◆ **JOB**: Copy the data word for word, keeping every line.

◆ **PROVIDED ENTRIES**:
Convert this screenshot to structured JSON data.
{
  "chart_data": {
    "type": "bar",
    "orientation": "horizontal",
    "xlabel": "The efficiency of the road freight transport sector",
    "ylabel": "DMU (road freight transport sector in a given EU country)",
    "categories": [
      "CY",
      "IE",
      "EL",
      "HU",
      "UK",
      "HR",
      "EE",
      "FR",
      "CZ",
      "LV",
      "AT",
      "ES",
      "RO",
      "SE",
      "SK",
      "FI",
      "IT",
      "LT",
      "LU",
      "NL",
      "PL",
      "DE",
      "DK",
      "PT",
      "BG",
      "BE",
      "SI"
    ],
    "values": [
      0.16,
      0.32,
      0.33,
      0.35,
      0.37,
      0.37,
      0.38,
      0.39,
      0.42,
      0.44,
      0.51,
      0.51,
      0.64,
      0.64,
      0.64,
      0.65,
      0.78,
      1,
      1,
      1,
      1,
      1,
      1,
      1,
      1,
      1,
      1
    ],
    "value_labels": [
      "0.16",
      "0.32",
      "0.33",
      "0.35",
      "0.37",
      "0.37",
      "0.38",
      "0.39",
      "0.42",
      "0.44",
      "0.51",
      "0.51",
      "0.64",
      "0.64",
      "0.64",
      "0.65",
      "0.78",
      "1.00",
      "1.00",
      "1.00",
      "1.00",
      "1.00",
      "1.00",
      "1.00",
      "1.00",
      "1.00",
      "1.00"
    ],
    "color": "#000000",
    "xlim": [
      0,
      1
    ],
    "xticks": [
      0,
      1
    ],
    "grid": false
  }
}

◆ **PROBLEM SOLUTION**:
Convert this screenshot to structured JSON data.
{
  "chart_data": {
    "type": "bar",
    "orientation": "horizontal",
    "xlabel": "The efficiency of the road freight transport sector",
    "ylabel": "DMU (road freight transport sector in a given EU country)",
    "categories": [
      "CY",
      "IE",
      "EL",
      "HU",
      "UK",
      "HR",
      "EE",
      "FR",
      "CZ",
      "LV",
      "AT",
      "ES",
      "RO",
      "SE",
      "SK",
      "FI",
      "IT",
      "LT",
      "LU",
      "NL",
      "PL",
      "DE",
      "DK",
      "PT",
      "BG",
      "BE",
      "SI"
    ],
    "values": [
      0.16,
      0.32,
      0.33,
      0.35,
      0.37,
      0.37,
      0.38,
      0.39,
      0.42,
      0.44,
      0.51,
      0.51,
      0.64,
      0.64,
      0.64,
      0.65,
      0.78,
      1,
      1,
      1,
      1,
      1,
      1,
      1,
      1,
      1,
      1
    ],
    "value_labels": [
      "0.16",
      "0.32",
      "0.33",
      "0.35",
      "0.37",
      "0.37",
      "0.38",
      "0.39",
      "0.42",
      "0.44",
      "0.51",
      "0.51",
      "0.64",
      "0.64",
      "0.64",
      "0.65",
      "0.78",
      "1.00",
      "1.00",
      "1.00",
      "1.00",
      "1.00",
      "1.00",
      "1.00",
      "1.00",
      "1.00",
      "1.00"
    ],
    "color": "#000000",
    "xlim": [
      0,
      1
    ],
    "xticks": [
      0,
      1
    ],
    "grid": false
  }
}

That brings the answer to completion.